Begin ITEMS

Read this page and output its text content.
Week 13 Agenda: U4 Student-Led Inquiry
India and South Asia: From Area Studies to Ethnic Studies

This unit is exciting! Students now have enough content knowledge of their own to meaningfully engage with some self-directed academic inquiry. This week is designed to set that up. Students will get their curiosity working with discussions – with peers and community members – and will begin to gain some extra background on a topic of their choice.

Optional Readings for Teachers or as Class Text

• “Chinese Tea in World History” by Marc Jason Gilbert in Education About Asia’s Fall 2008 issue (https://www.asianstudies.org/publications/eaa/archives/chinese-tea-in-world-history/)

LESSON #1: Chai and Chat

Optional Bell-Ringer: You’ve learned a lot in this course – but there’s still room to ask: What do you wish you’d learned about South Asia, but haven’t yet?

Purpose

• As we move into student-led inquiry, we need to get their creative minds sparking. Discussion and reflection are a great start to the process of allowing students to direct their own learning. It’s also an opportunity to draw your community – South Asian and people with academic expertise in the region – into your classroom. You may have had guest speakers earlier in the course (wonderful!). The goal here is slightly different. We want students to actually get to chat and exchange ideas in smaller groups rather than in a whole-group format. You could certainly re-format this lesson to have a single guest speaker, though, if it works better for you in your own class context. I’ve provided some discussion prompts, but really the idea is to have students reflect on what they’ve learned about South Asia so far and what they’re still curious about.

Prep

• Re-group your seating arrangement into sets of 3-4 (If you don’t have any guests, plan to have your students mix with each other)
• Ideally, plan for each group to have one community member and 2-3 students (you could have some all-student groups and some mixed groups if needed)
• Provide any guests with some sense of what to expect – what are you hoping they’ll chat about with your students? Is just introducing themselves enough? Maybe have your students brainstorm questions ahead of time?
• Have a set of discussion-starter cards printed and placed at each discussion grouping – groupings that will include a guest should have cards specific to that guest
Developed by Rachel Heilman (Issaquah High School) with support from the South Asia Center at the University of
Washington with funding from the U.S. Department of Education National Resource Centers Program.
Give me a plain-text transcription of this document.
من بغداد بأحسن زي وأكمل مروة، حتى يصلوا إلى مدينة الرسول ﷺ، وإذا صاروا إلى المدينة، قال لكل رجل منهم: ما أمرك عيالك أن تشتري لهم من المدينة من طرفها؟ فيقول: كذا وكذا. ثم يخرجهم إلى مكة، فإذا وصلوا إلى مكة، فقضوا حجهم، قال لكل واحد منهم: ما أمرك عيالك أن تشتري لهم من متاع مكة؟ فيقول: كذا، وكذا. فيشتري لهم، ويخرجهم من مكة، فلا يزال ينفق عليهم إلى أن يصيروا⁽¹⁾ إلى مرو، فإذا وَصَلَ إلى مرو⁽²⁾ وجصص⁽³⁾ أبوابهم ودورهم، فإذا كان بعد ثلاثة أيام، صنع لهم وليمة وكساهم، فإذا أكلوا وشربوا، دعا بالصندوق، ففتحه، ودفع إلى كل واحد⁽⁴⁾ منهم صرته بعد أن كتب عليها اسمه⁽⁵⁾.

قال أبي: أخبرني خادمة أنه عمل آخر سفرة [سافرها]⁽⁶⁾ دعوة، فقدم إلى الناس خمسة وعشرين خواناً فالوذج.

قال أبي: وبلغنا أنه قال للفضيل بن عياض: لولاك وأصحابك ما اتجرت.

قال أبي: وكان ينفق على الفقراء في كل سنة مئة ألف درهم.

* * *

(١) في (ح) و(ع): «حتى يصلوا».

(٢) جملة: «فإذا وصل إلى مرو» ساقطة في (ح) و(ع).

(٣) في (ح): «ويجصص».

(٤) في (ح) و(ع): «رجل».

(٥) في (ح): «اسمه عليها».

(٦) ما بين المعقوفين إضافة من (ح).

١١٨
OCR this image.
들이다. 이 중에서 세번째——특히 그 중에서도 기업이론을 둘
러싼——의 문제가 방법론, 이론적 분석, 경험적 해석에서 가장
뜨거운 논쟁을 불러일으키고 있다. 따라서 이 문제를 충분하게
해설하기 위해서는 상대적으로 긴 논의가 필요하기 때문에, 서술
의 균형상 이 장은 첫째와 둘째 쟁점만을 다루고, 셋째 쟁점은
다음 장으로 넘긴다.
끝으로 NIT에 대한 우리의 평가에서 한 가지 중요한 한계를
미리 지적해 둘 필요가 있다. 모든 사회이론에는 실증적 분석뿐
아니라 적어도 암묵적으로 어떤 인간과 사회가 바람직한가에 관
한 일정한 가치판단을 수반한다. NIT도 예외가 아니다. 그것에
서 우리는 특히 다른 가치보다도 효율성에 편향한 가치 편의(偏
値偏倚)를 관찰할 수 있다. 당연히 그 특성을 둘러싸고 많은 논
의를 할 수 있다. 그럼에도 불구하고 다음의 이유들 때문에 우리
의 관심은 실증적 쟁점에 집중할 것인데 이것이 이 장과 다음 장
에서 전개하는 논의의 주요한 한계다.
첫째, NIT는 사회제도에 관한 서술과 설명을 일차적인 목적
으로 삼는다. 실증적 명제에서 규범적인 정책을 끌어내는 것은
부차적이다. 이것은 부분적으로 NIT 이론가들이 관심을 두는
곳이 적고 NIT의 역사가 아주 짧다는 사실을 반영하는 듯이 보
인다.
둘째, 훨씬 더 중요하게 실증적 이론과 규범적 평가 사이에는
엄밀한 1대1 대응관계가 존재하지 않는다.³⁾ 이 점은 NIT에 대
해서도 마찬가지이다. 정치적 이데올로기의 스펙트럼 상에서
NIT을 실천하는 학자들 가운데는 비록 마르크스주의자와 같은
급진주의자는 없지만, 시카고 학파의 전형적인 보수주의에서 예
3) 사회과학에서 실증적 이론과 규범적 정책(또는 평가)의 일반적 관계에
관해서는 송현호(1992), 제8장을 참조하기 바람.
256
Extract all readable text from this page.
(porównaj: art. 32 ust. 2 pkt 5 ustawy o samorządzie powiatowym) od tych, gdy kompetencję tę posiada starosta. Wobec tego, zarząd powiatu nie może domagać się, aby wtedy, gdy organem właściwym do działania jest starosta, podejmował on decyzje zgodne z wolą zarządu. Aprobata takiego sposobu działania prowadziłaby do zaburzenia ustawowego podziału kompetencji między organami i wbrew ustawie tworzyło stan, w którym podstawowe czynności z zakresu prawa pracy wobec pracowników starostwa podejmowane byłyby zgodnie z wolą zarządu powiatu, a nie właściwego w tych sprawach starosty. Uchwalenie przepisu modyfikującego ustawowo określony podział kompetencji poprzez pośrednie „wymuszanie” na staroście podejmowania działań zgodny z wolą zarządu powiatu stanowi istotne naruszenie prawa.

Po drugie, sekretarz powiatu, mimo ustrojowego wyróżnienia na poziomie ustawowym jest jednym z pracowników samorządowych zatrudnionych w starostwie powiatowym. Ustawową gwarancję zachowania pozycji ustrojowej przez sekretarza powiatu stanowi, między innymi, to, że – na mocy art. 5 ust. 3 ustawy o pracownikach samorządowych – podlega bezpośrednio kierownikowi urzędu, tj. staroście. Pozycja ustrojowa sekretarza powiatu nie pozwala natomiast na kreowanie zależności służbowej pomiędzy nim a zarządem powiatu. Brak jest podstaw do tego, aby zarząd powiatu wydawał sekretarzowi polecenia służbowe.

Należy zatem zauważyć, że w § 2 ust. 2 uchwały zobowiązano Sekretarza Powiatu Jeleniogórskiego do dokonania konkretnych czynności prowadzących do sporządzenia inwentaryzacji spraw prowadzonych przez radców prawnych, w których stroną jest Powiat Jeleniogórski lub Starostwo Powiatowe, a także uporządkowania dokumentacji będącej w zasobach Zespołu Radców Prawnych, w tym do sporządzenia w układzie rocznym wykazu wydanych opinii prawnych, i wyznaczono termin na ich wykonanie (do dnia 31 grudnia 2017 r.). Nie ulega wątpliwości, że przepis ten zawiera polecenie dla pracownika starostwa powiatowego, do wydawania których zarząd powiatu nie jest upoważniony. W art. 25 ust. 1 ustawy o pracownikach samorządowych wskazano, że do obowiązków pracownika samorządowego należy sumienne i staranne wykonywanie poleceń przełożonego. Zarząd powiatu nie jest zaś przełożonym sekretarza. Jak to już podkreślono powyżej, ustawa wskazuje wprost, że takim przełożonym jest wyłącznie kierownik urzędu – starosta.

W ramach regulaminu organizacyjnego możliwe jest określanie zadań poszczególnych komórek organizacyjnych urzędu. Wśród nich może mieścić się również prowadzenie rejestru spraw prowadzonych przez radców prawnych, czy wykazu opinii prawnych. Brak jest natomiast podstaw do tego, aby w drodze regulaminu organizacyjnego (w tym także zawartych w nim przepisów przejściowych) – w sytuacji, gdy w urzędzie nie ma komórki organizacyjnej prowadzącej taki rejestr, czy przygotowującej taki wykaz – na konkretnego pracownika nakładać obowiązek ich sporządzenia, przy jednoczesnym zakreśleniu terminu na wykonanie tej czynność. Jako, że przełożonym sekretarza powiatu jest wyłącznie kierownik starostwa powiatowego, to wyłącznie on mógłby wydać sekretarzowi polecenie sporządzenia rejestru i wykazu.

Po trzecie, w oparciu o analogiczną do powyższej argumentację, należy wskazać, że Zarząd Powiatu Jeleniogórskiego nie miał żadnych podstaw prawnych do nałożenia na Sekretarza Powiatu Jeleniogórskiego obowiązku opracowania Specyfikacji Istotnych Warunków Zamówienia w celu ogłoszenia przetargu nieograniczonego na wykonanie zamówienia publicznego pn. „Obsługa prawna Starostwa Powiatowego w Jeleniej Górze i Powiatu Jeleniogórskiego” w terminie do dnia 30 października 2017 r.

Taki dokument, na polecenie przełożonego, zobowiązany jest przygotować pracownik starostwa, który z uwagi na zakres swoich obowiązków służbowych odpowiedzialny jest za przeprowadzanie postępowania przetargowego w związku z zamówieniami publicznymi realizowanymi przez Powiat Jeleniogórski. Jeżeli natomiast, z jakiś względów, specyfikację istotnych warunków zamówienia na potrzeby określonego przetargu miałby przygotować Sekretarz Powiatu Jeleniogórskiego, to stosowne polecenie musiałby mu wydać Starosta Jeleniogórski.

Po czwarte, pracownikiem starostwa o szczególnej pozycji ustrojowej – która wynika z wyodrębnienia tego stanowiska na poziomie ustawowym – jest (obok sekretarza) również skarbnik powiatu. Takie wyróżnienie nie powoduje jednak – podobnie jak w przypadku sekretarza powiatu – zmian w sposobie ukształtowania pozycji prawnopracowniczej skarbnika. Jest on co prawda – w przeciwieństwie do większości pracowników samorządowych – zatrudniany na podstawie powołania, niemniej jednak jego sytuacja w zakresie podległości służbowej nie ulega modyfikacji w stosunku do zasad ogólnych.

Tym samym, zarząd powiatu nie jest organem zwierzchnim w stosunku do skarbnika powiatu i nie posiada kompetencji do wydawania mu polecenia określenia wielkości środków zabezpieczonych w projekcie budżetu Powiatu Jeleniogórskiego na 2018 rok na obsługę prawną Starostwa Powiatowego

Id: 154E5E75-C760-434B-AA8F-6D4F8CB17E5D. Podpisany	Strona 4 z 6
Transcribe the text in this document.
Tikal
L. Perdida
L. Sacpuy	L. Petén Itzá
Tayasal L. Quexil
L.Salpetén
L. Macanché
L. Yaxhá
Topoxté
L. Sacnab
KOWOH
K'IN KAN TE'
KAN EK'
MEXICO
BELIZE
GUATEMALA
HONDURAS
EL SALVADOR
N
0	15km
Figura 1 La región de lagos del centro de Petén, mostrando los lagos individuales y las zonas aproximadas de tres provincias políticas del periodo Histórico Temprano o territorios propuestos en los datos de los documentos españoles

End ITEMS

## EXERCISE DETAILS
Filter the data for the string "learned" and copy every line that has it.

## WRITTEN RESPONSE
Optional Bell-Ringer: You’ve learned a lot in this course – but there’s still room to ask: What do you wish you’d learned about South Asia, but haven’t yet?
• As we move into student-led inquiry, we need to get their creative minds sparking. Discussion and reflection are a great start to the process of allowing students to direct their own learning. It’s also an opportunity to draw your community – South Asian and people with academic expertise in the region – into your classroom. You may have had guest speakers earlier in the course (wonderful!). The goal here is slightly different. We want students to actually get to chat and exchange ideas in smaller groups rather than in a whole-group format. You could certainly re-format this lesson to have a single guest speaker, though, if it works better for you in your own class context. I’ve provided some discussion prompts, but really the idea is to have students reflect on what they’ve learned about South Asia so far and what they’re still curious about.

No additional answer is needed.